TASK TO COMPLETE:
Present the following entries again, word for word and in full.

[Begin RECORDS FOR THE EXERCISE]

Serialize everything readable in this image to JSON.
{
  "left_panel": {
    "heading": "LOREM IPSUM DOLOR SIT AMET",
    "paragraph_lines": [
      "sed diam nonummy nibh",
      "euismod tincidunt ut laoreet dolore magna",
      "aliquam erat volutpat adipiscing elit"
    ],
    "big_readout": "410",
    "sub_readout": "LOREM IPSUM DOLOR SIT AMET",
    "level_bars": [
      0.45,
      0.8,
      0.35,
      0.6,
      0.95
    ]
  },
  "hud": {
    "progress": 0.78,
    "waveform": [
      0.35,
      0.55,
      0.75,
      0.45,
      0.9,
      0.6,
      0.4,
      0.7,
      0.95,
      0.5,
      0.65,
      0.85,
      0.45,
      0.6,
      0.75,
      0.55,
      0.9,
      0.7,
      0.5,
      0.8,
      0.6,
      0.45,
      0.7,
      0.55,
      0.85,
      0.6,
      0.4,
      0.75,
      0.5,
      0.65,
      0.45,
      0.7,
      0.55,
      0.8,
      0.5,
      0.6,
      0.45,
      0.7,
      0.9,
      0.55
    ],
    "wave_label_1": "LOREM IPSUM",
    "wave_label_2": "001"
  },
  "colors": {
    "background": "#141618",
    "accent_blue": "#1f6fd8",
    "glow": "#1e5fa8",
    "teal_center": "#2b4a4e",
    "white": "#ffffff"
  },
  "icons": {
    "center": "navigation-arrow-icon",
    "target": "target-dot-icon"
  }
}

[End RECORDS FOR THE EXERCISE]

ANSWER BELOW:
Serialize everything readable in this image to JSON.
{
  "left_panel": {
    "heading": "LOREM IPSUM DOLOR SIT AMET",
    "paragraph_lines": [
      "sed diam nonummy nibh",
      "euismod tincidunt ut laoreet dolore magna",
      "aliquam erat volutpat adipiscing elit"
    ],
    "big_readout": "410",
    "sub_readout": "LOREM IPSUM DOLOR SIT AMET",
    "level_bars": [
      0.45,
      0.8,
      0.35,
      0.6,
      0.95
    ]
  },
  "hud": {
    "progress": 0.78,
    "waveform": [
      0.35,
      0.55,
      0.75,
      0.45,
      0.9,
      0.6,
      0.4,
      0.7,
      0.95,
      0.5,
      0.65,
      0.85,
      0.45,
      0.6,
      0.75,
      0.55,
      0.9,
      0.7,
      0.5,
      0.8,
      0.6,
      0.45,
      0.7,
      0.55,
      0.85,
      0.6,
      0.4,
      0.75,
      0.5,
      0.65,
      0.45,
      0.7,
      0.55,
      0.8,
      0.5,
      0.6,
      0.45,
      0.7,
      0.9,
      0.55
    ],
    "wave_label_1": "LOREM IPSUM",
    "wave_label_2": "001"
  },
  "colors": {
    "background": "#141618",
    "accent_blue": "#1f6fd8",
    "glow": "#1e5fa8",
    "teal_center": "#2b4a4e",
    "white": "#ffffff"
  },
  "icons": {
    "center": "navigation-arrow-icon",
    "target": "target-dot-icon"
  }
}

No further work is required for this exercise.